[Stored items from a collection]
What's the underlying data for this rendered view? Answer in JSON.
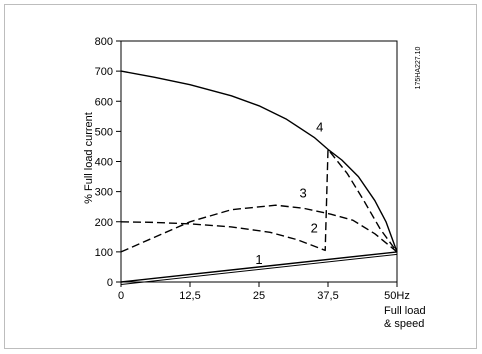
{
  "chart_data": {
    "type": "line",
    "ylabel": "% Full load current",
    "xlabel_line1": "Full load",
    "xlabel_line2": "& speed",
    "figure_code": "175HA227.10",
    "xlim": [
      0,
      50
    ],
    "ylim": [
      0,
      800
    ],
    "x_ticks": [
      0,
      12.5,
      25,
      37.5,
      50
    ],
    "x_tick_labels": [
      "0",
      "12,5",
      "25",
      "37,5",
      "50Hz"
    ],
    "y_ticks": [
      0,
      100,
      200,
      300,
      400,
      500,
      600,
      700,
      800
    ],
    "y_tick_labels": [
      "0",
      "100",
      "200",
      "300",
      "400",
      "500",
      "600",
      "700",
      "800"
    ],
    "series": [
      {
        "name": "1",
        "style": "solid",
        "points": [
          [
            0,
            0
          ],
          [
            50,
            100
          ]
        ]
      },
      {
        "name": "2",
        "style": "dashed",
        "points": [
          [
            0,
            200
          ],
          [
            6,
            198
          ],
          [
            12.5,
            193
          ],
          [
            20,
            183
          ],
          [
            27,
            165
          ],
          [
            32,
            140
          ],
          [
            37,
            105
          ],
          [
            37.5,
            440
          ],
          [
            41,
            360
          ],
          [
            44,
            270
          ],
          [
            47,
            175
          ],
          [
            50,
            100
          ]
        ]
      },
      {
        "name": "3",
        "style": "dashed",
        "points": [
          [
            0,
            100
          ],
          [
            5,
            140
          ],
          [
            12.5,
            200
          ],
          [
            20,
            240
          ],
          [
            28,
            255
          ],
          [
            33,
            245
          ],
          [
            38,
            225
          ],
          [
            42,
            205
          ],
          [
            46,
            160
          ],
          [
            50,
            100
          ]
        ]
      },
      {
        "name": "4",
        "style": "solid",
        "points": [
          [
            0,
            700
          ],
          [
            6,
            680
          ],
          [
            12.5,
            655
          ],
          [
            20,
            618
          ],
          [
            25,
            585
          ],
          [
            30,
            540
          ],
          [
            35,
            480
          ],
          [
            37.5,
            440
          ],
          [
            40,
            405
          ],
          [
            43,
            350
          ],
          [
            46,
            270
          ],
          [
            48,
            200
          ],
          [
            50,
            100
          ]
        ]
      }
    ],
    "curve_labels": [
      {
        "text": "1",
        "x": 25,
        "y": 60
      },
      {
        "text": "2",
        "x": 35,
        "y": 165
      },
      {
        "text": "3",
        "x": 33,
        "y": 280
      },
      {
        "text": "4",
        "x": 36,
        "y": 500
      }
    ]
  }
}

*Task details*: Omit all pictures while transcribing the entries verbatim.

*Result*:
What's the underlying data for this rendered view? Answer in JSON.
{
  "chart_data": {
    "type": "line",
    "ylabel": "% Full load current",
    "xlabel_line1": "Full load",
    "xlabel_line2": "& speed",
    "figure_code": "175HA227.10",
    "xlim": [
      0,
      50
    ],
    "ylim": [
      0,
      800
    ],
    "x_ticks": [
      0,
      12.5,
      25,
      37.5,
      50
    ],
    "x_tick_labels": [
      "0",
      "12,5",
      "25",
      "37,5",
      "50Hz"
    ],
    "y_ticks": [
      0,
      100,
      200,
      300,
      400,
      500,
      600,
      700,
      800
    ],
    "y_tick_labels": [
      "0",
      "100",
      "200",
      "300",
      "400",
      "500",
      "600",
      "700",
      "800"
    ],
    "series": [
      {
        "name": "1",
        "style": "solid",
        "points": [
          [
            0,
            0
          ],
          [
            50,
            100
          ]
        ]
      },
      {
        "name": "2",
        "style": "dashed",
        "points": [
          [
            0,
            200
          ],
          [
            6,
            198
          ],
          [
            12.5,
            193
          ],
          [
            20,
            183
          ],
          [
            27,
            165
          ],
          [
            32,
            140
          ],
          [
            37,
            105
          ],
          [
            37.5,
            440
          ],
          [
            41,
            360
          ],
          [
            44,
            270
          ],
          [
            47,
            175
          ],
          [
            50,
            100
          ]
        ]
      },
      {
        "name": "3",
        "style": "dashed",
        "points": [
          [
            0,
            100
          ],
          [
            5,
            140
          ],
          [
            12.5,
            200
          ],
          [
            20,
            240
          ],
          [
            28,
            255
          ],
          [
            33,
            245
          ],
          [
            38,
            225
          ],
          [
            42,
            205
          ],
          [
            46,
            160
          ],
          [
            50,
            100
          ]
        ]
      },
      {
        "name": "4",
        "style": "solid",
        "points": [
          [
            0,
            700
          ],
          [
            6,
            680
          ],
          [
            12.5,
            655
          ],
          [
            20,
            618
          ],
          [
            25,
            585
          ],
          [
            30,
            540
          ],
          [
            35,
            480
          ],
          [
            37.5,
            440
          ],
          [
            40,
            405
          ],
          [
            43,
            350
          ],
          [
            46,
            270
          ],
          [
            48,
            200
          ],
          [
            50,
            100
          ]
        ]
      }
    ],
    "curve_labels": [
      {
        "text": "1",
        "x": 25,
        "y": 60
      },
      {
        "text": "2",
        "x": 35,
        "y": 165
      },
      {
        "text": "3",
        "x": 33,
        "y": 280
      },
      {
        "text": "4",
        "x": 36,
        "y": 500
      }
    ]
  }
}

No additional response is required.